_PROBLEM REQUIREMENTS:_ Below are records. Copy every line with "parenkima" in it.

_ENTRIES SUPPLIED:_
◆ ◆ ◆ ◆ ◆

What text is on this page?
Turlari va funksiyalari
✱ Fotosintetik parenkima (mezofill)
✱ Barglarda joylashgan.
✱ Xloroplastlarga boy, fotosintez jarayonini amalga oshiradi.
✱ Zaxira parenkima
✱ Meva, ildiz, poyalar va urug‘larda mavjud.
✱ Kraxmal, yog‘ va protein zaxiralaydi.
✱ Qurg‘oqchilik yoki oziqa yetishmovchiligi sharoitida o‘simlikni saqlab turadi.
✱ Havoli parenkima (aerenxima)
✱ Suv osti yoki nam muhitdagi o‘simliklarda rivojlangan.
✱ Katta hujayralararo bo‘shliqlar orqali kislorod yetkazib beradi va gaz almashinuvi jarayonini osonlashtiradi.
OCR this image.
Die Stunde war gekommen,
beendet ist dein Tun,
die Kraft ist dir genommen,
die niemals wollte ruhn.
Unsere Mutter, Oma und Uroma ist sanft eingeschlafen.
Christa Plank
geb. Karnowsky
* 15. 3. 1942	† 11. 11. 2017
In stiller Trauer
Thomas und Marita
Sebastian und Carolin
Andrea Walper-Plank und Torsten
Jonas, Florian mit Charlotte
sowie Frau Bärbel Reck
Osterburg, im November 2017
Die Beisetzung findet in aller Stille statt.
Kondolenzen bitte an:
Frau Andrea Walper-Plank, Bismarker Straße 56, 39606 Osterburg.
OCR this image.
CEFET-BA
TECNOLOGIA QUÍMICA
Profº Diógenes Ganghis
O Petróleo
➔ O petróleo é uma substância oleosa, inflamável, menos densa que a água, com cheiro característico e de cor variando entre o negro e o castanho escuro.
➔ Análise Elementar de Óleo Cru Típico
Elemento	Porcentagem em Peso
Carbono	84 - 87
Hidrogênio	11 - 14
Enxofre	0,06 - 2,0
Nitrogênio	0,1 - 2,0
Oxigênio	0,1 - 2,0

◆ ◆ ◆ ◆ ◆

_WRITTEN RESPONSE:_
✱ Fotosintetik parenkima (mezofill)
✱ Zaxira parenkima
✱ Havoli parenkima (aerenxima)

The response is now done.